- **WORK TO COMPLETE**
Copy out each line of the listing that has the word "name" in it.

- **MATERIAL FOR THIS EXERCISE**
Start
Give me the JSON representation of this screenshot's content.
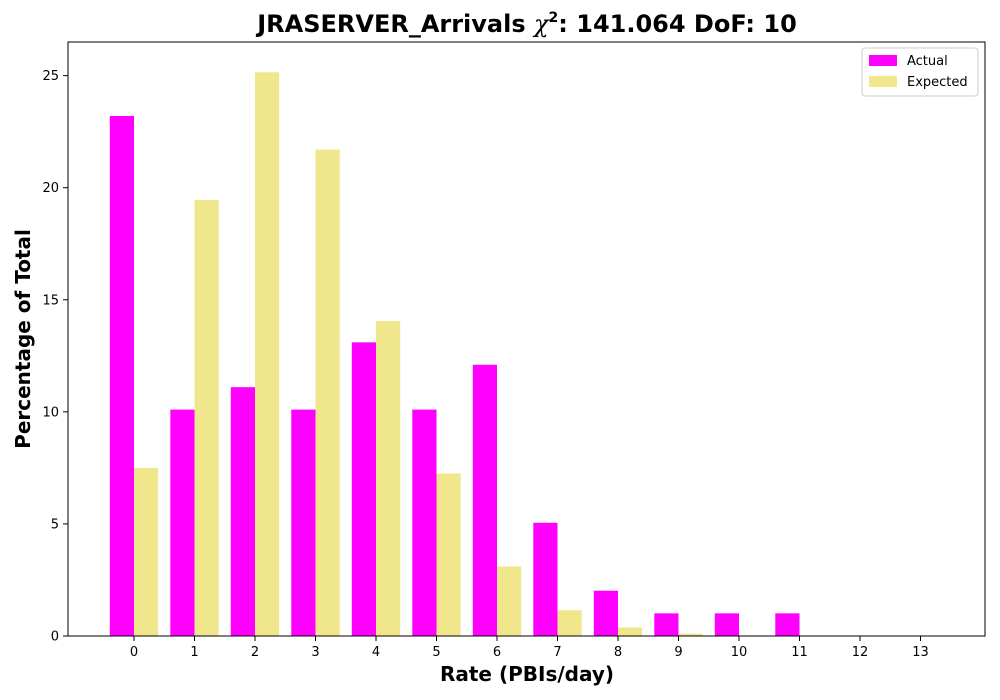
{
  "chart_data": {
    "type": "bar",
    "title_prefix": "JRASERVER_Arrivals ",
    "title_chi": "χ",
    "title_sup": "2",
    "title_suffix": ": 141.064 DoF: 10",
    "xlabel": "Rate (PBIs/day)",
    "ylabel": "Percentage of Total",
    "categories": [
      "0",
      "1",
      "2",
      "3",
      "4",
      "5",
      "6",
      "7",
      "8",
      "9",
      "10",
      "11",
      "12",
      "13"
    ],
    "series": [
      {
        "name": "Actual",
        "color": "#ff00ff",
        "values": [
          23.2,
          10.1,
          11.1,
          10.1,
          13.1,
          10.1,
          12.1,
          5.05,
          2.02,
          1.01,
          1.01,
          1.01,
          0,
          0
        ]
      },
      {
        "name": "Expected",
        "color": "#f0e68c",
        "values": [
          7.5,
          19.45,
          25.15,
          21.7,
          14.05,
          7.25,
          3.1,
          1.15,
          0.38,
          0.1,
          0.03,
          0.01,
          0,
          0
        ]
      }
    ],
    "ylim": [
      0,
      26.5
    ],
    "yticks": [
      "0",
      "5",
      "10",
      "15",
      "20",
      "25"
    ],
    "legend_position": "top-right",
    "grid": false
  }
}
End
Start
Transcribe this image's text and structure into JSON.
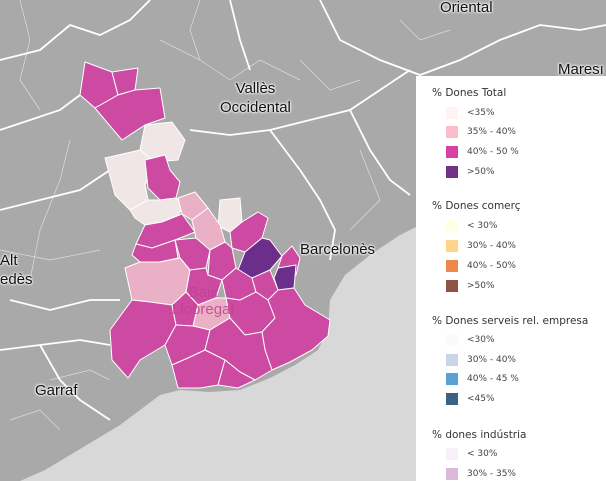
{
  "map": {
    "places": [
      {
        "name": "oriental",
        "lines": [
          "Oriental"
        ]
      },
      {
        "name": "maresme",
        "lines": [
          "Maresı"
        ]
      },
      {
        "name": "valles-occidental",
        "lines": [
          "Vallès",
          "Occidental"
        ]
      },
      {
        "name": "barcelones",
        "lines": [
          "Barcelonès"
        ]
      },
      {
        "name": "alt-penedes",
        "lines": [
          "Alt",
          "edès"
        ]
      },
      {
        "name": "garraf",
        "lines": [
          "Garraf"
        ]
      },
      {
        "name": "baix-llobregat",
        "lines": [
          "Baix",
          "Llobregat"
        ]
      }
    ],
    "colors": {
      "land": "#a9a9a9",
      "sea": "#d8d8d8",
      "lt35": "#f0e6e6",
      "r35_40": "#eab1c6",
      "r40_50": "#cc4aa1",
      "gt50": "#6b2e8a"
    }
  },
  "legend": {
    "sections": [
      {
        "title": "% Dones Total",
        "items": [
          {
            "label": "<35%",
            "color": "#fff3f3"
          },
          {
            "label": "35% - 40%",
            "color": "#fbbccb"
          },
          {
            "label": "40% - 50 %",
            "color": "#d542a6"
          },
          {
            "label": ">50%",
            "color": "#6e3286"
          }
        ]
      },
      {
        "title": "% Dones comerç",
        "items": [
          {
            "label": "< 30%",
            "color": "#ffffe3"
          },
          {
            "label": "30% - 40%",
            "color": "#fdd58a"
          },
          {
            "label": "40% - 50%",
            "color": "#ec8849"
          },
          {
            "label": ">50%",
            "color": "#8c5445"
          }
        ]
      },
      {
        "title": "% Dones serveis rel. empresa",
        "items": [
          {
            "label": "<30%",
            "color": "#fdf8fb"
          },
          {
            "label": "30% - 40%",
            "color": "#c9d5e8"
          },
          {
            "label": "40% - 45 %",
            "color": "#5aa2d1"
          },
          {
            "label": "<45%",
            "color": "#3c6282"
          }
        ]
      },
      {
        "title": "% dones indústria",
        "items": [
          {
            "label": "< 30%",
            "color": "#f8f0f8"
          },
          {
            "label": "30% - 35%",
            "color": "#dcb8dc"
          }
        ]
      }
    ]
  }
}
End
- **PROBLEM SOLUTION**
        "name": "Actual",
        "name": "Expected",
        "name": "oriental",
        "name": "maresme",
        "name": "valles-occidental",
        "name": "barcelones",
        "name": "alt-penedes",
        "name": "garraf",
        "name": "baix-llobregat",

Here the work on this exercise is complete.